## YOUR INSTRUCTIONS
Check each line of the data below for the word "this", then extract the ones that have it.

__________________________________________________

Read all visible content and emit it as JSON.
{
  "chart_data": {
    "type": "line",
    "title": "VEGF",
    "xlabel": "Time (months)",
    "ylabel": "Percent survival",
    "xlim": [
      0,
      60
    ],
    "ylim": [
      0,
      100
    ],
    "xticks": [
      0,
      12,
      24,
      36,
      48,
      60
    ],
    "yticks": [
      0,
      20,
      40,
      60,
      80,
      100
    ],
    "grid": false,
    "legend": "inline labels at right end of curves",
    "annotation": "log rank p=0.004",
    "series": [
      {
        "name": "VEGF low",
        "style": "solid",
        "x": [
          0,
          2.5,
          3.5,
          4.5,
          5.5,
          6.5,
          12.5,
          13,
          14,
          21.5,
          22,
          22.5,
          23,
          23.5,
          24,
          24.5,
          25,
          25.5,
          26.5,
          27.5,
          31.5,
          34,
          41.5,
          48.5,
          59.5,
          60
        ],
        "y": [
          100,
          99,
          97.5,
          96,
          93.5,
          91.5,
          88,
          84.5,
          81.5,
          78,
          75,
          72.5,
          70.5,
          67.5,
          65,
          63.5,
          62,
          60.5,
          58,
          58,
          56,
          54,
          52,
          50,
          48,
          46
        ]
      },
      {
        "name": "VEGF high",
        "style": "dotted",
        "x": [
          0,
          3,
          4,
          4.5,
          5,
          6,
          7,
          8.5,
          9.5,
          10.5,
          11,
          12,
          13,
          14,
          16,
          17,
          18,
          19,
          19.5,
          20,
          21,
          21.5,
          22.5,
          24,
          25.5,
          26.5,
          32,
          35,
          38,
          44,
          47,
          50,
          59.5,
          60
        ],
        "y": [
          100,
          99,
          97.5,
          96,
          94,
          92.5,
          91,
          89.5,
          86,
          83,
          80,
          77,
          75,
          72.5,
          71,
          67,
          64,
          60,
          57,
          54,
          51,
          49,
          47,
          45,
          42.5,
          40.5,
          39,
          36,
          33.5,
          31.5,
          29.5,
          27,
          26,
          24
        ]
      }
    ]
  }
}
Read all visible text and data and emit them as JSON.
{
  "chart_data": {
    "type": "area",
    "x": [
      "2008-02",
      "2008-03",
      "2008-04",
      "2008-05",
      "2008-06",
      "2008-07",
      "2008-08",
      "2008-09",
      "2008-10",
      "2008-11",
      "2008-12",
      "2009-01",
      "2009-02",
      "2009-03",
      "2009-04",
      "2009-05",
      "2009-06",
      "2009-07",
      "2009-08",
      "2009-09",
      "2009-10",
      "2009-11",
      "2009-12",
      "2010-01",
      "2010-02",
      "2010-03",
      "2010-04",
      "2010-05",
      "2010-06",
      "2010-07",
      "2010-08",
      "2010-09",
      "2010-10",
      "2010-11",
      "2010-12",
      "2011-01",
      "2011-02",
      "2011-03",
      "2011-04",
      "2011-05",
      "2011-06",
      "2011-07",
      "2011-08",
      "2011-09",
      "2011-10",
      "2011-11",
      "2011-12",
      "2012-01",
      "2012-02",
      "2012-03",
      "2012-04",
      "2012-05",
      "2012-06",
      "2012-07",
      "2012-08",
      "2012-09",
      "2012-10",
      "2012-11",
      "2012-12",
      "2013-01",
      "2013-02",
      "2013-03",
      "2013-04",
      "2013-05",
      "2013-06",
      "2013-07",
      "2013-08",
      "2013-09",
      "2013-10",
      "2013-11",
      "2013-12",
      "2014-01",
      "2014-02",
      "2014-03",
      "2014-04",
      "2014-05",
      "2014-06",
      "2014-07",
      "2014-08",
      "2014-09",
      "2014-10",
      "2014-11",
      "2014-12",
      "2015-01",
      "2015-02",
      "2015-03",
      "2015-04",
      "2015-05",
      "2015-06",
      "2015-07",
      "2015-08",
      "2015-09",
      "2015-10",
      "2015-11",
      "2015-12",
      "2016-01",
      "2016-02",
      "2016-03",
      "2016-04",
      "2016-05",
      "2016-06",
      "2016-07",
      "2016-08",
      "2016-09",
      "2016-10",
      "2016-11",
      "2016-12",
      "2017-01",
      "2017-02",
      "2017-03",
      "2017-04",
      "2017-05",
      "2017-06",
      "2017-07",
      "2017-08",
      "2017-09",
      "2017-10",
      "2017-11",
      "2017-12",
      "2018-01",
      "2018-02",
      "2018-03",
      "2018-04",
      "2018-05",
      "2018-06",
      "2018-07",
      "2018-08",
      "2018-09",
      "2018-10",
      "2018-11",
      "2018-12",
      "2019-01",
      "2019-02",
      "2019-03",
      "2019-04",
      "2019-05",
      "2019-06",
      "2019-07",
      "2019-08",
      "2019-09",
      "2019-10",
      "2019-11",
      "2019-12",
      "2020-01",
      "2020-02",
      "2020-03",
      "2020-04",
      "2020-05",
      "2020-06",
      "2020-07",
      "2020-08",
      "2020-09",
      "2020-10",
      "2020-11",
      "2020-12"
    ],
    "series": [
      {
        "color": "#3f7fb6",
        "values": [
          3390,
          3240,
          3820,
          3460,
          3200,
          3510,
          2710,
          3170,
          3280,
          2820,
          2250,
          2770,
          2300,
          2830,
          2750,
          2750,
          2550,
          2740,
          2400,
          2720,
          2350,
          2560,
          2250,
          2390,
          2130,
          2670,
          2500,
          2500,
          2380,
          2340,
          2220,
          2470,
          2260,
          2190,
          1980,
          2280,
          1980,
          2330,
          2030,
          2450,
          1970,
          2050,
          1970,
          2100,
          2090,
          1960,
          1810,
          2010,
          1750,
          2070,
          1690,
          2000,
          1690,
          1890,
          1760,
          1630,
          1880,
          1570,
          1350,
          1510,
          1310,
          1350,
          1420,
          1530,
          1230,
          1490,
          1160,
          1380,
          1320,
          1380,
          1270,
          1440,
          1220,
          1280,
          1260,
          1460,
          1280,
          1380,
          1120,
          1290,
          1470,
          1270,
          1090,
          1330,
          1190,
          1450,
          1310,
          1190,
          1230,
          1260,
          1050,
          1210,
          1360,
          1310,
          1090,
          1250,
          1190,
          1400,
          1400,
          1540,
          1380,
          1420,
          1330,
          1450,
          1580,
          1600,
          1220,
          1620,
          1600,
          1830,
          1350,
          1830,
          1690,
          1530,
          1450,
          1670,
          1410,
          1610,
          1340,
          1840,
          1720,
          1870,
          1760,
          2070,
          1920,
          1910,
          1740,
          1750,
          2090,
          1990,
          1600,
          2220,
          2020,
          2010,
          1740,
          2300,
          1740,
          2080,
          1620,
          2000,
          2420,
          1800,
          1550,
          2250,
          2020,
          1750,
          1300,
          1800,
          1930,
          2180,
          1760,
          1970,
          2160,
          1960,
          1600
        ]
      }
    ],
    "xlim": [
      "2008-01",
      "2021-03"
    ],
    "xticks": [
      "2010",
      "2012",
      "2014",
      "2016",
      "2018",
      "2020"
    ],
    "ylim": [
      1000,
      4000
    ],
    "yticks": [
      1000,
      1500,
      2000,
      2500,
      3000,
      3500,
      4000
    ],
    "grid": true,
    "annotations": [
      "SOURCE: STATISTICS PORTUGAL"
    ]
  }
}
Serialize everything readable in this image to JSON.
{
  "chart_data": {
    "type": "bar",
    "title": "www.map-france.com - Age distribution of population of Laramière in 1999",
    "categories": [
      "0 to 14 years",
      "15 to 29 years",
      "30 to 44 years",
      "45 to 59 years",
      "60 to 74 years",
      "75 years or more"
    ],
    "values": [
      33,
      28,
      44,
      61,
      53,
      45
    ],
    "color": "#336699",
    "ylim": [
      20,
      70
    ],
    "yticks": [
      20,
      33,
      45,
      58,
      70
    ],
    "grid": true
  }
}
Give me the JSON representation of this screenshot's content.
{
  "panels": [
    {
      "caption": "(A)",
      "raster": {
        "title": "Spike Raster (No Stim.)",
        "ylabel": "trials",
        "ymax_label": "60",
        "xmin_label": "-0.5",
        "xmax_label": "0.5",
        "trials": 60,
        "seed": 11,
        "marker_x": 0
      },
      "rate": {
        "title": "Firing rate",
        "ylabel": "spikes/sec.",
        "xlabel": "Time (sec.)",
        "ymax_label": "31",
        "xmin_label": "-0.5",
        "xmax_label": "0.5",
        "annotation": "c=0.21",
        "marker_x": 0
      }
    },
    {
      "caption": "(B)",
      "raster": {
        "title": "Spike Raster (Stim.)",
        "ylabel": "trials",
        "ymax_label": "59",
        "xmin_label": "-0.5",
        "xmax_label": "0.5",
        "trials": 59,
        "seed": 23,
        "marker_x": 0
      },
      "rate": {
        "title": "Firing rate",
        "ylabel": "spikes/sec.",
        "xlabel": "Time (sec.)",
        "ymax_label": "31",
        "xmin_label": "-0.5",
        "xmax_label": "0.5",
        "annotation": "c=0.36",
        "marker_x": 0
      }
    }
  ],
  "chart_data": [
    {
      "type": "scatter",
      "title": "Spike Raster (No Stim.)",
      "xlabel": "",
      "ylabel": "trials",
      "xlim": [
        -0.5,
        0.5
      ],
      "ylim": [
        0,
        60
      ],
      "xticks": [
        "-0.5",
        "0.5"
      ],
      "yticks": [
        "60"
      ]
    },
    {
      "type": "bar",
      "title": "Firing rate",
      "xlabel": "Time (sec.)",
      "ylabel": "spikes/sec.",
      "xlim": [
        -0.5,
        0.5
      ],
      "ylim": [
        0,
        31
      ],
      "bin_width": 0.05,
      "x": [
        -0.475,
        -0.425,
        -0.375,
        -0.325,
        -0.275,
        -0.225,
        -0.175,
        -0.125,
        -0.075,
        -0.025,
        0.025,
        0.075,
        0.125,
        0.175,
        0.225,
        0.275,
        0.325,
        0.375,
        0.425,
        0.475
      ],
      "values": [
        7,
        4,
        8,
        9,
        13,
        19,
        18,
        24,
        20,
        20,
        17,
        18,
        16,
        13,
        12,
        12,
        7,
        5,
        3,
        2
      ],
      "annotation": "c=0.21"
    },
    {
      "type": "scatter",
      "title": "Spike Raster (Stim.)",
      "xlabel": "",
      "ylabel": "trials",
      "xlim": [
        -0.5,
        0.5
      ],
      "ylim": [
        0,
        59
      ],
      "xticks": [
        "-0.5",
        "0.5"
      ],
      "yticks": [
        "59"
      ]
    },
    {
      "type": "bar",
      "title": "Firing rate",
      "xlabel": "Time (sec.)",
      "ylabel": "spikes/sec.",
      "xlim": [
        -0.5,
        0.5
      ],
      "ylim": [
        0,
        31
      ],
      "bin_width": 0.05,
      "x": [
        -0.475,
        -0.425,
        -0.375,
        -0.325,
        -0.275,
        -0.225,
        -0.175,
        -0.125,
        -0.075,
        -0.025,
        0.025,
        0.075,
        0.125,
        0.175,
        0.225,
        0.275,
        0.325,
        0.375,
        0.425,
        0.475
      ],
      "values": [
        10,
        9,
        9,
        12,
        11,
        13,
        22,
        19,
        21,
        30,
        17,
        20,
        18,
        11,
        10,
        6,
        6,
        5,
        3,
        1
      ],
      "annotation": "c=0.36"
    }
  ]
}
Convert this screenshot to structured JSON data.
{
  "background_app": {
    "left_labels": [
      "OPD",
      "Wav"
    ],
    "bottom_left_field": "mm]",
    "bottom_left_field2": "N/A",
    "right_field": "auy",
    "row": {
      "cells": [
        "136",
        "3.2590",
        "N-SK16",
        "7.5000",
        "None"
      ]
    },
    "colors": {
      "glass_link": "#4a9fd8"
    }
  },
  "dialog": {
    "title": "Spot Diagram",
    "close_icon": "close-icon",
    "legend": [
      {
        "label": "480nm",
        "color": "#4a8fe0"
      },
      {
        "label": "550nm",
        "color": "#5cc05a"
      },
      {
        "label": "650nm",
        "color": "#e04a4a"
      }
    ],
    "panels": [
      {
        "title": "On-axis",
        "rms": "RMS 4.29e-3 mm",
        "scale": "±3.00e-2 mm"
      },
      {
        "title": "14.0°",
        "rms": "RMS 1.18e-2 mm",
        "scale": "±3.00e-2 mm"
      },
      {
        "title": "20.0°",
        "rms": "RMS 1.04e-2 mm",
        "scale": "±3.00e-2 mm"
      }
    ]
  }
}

__________________________________________________

## EXPECTED OUTPUT
Serialize everything readable in this image to JSON.
Give me the JSON representation of this screenshot's content.
Convert this screenshot to structured JSON data.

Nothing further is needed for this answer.